**Written exercise**
Filter the listing below, copying every line in which the word "supplication" appears.

**Data records**

__________________________________________________

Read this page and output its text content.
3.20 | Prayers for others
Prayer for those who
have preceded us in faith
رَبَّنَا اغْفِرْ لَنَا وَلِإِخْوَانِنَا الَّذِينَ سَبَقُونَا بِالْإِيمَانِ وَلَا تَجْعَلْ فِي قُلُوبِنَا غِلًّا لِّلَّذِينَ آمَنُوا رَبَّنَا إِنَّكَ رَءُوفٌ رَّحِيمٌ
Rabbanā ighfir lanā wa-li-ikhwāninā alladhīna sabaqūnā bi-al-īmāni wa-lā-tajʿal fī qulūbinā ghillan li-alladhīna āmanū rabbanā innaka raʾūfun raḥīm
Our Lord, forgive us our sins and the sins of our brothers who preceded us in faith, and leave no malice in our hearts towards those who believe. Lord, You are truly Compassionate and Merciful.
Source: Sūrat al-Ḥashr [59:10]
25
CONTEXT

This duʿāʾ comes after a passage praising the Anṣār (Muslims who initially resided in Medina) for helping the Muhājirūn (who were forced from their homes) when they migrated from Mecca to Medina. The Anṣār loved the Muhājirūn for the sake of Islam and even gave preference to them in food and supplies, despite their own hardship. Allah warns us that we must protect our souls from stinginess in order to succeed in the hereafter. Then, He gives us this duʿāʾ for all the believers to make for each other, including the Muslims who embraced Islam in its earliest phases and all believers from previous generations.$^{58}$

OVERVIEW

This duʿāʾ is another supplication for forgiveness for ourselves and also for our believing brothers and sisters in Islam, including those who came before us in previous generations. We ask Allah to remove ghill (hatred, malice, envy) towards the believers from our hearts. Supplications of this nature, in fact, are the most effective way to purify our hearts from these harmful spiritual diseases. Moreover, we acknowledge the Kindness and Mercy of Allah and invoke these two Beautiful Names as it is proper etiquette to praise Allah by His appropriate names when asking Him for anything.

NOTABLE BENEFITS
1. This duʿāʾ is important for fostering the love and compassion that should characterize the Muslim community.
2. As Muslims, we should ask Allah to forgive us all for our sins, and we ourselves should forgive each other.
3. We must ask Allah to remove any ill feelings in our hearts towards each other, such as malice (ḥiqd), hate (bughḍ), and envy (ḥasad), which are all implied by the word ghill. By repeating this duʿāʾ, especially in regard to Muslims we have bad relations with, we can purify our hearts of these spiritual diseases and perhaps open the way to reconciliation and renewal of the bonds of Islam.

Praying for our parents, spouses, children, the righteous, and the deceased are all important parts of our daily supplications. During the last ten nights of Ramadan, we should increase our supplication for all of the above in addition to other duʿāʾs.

__________________________________________________

**Worked solution**
This duʿāʾ is another supplication for forgiveness for ourselves and also for our believing brothers and sisters in Islam, including those who came before us in previous generations. We ask Allah to remove ghill (hatred, malice, envy) towards the believers from our hearts. Supplications of this nature, in fact, are the most effective way to purify our hearts from these harmful spiritual diseases. Moreover, we acknowledge the Kindness and Mercy of Allah and invoke these two Beautiful Names as it is proper etiquette to praise Allah by His appropriate names when asking Him for anything.
Praying for our parents, spouses, children, the righteous, and the deceased are all important parts of our daily supplications. During the last ten nights of Ramadan, we should increase our supplication for all of the above in addition to other duʿāʾs.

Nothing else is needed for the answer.